- Problem description
Print every record below exactly as written.

(Entries from a dataset)
┌──

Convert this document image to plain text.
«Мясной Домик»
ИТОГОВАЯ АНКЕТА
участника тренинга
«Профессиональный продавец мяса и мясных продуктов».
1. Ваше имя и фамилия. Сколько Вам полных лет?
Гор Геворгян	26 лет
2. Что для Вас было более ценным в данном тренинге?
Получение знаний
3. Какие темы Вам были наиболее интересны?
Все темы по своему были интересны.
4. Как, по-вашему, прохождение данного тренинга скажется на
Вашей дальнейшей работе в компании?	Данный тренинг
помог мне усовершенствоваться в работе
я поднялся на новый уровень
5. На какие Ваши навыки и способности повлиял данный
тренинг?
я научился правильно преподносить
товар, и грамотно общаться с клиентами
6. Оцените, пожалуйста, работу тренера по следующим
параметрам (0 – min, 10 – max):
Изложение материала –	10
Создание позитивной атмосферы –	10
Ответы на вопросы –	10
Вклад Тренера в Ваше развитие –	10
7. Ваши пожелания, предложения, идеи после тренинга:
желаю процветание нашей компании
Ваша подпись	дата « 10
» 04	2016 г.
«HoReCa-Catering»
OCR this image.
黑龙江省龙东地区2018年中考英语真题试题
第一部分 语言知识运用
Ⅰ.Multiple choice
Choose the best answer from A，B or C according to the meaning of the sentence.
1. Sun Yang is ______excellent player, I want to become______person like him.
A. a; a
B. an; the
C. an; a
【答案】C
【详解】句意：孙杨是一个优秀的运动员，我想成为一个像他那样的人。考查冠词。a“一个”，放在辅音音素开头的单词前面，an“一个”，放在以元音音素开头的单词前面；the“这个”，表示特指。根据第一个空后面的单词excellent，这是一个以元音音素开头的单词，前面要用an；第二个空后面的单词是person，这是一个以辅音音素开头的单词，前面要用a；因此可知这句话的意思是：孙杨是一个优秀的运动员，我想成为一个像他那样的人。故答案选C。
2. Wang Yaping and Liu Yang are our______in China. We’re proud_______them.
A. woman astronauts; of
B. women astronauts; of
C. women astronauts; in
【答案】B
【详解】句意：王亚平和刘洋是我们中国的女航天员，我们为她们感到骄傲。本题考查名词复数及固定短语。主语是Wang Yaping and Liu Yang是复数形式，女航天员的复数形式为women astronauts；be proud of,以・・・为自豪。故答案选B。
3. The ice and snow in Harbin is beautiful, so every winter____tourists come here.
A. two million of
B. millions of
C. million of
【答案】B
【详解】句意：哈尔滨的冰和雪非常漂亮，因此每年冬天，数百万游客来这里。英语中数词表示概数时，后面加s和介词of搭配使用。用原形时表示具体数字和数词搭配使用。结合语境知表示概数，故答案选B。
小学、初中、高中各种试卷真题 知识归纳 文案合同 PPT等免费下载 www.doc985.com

└──

- Solution for this task
Convert this document image to plain text.
«Мясной Домик»
ИТОГОВАЯ АНКЕТА
участника тренинга
«Профессиональный продавец мяса и мясных продуктов».
1. Ваше имя и фамилия. Сколько Вам полных лет?
Гор Геворгян	26 лет
2. Что для Вас было более ценным в данном тренинге?
Получение знаний
3. Какие темы Вам были наиболее интересны?
Все темы по своему были интересны.
4. Как, по-вашему, прохождение данного тренинга скажется на
Вашей дальнейшей работе в компании?	Данный тренинг
помог мне усовершенствоваться в работе
я поднялся на новый уровень
5. На какие Ваши навыки и способности повлиял данный
тренинг?
я научился правильно преподносить
товар, и грамотно общаться с клиентами
6. Оцените, пожалуйста, работу тренера по следующим
параметрам (0 – min, 10 – max):
Изложение материала –	10
Создание позитивной атмосферы –	10
Ответы на вопросы –	10
Вклад Тренера в Ваше развитие –	10
7. Ваши пожелания, предложения, идеи после тренинга:
желаю процветание нашей компании
Ваша подпись	дата « 10
» 04	2016 г.
«HoReCa-Catering»
OCR this image.
黑龙江省龙东地区2018年中考英语真题试题
第一部分 语言知识运用
Ⅰ.Multiple choice
Choose the best answer from A，B or C according to the meaning of the sentence.
1. Sun Yang is ______excellent player, I want to become______person like him.
A. a; a
B. an; the
C. an; a
【答案】C
【详解】句意：孙杨是一个优秀的运动员，我想成为一个像他那样的人。考查冠词。a“一个”，放在辅音音素开头的单词前面，an“一个”，放在以元音音素开头的单词前面；the“这个”，表示特指。根据第一个空后面的单词excellent，这是一个以元音音素开头的单词，前面要用an；第二个空后面的单词是person，这是一个以辅音音素开头的单词，前面要用a；因此可知这句话的意思是：孙杨是一个优秀的运动员，我想成为一个像他那样的人。故答案选C。
2. Wang Yaping and Liu Yang are our______in China. We’re proud_______them.
A. woman astronauts; of
B. women astronauts; of
C. women astronauts; in
【答案】B
【详解】句意：王亚平和刘洋是我们中国的女航天员，我们为她们感到骄傲。本题考查名词复数及固定短语。主语是Wang Yaping and Liu Yang是复数形式，女航天员的复数形式为women astronauts；be proud of,以・・・为自豪。故答案选B。
3. The ice and snow in Harbin is beautiful, so every winter____tourists come here.
A. two million of
B. millions of
C. million of
【答案】B
【详解】句意：哈尔滨的冰和雪非常漂亮，因此每年冬天，数百万游客来这里。英语中数词表示概数时，后面加s和介词of搭配使用。用原形时表示具体数字和数词搭配使用。结合语境知表示概数，故答案选B。
小学、初中、高中各种试卷真题 知识归纳 文案合同 PPT等免费下载 www.doc985.com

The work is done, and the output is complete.